- _Problem_:
Repeat, line for line, the entries printed below.

- _The records_:
------------------------------------------------------------------------
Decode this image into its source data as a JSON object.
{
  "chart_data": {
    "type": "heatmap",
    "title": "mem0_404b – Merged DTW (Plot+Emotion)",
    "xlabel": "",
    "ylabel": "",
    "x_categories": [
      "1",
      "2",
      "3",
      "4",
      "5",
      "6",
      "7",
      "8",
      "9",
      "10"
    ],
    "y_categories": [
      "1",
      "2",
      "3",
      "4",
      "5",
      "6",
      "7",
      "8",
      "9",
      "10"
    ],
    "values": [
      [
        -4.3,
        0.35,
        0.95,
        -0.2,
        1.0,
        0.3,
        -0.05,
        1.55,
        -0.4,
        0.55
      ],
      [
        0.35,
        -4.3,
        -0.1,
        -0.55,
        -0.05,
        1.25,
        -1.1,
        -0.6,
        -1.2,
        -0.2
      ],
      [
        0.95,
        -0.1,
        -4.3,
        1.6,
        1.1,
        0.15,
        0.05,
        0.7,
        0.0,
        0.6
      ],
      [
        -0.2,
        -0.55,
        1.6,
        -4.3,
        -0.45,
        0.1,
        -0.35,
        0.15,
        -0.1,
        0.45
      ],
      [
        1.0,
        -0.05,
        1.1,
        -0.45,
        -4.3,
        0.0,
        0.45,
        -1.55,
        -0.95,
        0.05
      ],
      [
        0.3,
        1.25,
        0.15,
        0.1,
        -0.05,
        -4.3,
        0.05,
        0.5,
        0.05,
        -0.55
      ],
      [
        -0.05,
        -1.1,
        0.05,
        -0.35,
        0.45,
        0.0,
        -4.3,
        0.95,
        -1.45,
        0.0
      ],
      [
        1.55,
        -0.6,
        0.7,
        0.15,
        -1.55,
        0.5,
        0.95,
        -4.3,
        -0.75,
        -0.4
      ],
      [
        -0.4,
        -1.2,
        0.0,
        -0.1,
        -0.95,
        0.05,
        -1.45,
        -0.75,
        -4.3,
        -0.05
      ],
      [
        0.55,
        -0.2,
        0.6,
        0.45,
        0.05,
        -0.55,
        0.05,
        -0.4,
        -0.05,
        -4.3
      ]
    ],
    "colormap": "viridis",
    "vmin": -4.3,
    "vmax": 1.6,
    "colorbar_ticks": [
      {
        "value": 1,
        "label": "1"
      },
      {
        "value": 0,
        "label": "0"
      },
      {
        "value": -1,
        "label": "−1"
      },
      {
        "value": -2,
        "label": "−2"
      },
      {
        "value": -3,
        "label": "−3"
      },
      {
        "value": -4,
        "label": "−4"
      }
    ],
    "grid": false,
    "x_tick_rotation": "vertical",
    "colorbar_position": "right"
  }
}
------------------------------------------------------------------------
- _Response_:
Decode this image into its source data as a JSON object.
{
  "chart_data": {
    "type": "heatmap",
    "title": "mem0_404b – Merged DTW (Plot+Emotion)",
    "xlabel": "",
    "ylabel": "",
    "x_categories": [
      "1",
      "2",
      "3",
      "4",
      "5",
      "6",
      "7",
      "8",
      "9",
      "10"
    ],
    "y_categories": [
      "1",
      "2",
      "3",
      "4",
      "5",
      "6",
      "7",
      "8",
      "9",
      "10"
    ],
    "values": [
      [
        -4.3,
        0.35,
        0.95,
        -0.2,
        1.0,
        0.3,
        -0.05,
        1.55,
        -0.4,
        0.55
      ],
      [
        0.35,
        -4.3,
        -0.1,
        -0.55,
        -0.05,
        1.25,
        -1.1,
        -0.6,
        -1.2,
        -0.2
      ],
      [
        0.95,
        -0.1,
        -4.3,
        1.6,
        1.1,
        0.15,
        0.05,
        0.7,
        0.0,
        0.6
      ],
      [
        -0.2,
        -0.55,
        1.6,
        -4.3,
        -0.45,
        0.1,
        -0.35,
        0.15,
        -0.1,
        0.45
      ],
      [
        1.0,
        -0.05,
        1.1,
        -0.45,
        -4.3,
        0.0,
        0.45,
        -1.55,
        -0.95,
        0.05
      ],
      [
        0.3,
        1.25,
        0.15,
        0.1,
        -0.05,
        -4.3,
        0.05,
        0.5,
        0.05,
        -0.55
      ],
      [
        -0.05,
        -1.1,
        0.05,
        -0.35,
        0.45,
        0.0,
        -4.3,
        0.95,
        -1.45,
        0.0
      ],
      [
        1.55,
        -0.6,
        0.7,
        0.15,
        -1.55,
        0.5,
        0.95,
        -4.3,
        -0.75,
        -0.4
      ],
      [
        -0.4,
        -1.2,
        0.0,
        -0.1,
        -0.95,
        0.05,
        -1.45,
        -0.75,
        -4.3,
        -0.05
      ],
      [
        0.55,
        -0.2,
        0.6,
        0.45,
        0.05,
        -0.55,
        0.05,
        -0.4,
        -0.05,
        -4.3
      ]
    ],
    "colormap": "viridis",
    "vmin": -4.3,
    "vmax": 1.6,
    "colorbar_ticks": [
      {
        "value": 1,
        "label": "1"
      },
      {
        "value": 0,
        "label": "0"
      },
      {
        "value": -1,
        "label": "−1"
      },
      {
        "value": -2,
        "label": "−2"
      },
      {
        "value": -3,
        "label": "−3"
      },
      {
        "value": -4,
        "label": "−4"
      }
    ],
    "grid": false,
    "x_tick_rotation": "vertical",
    "colorbar_position": "right"
  }
}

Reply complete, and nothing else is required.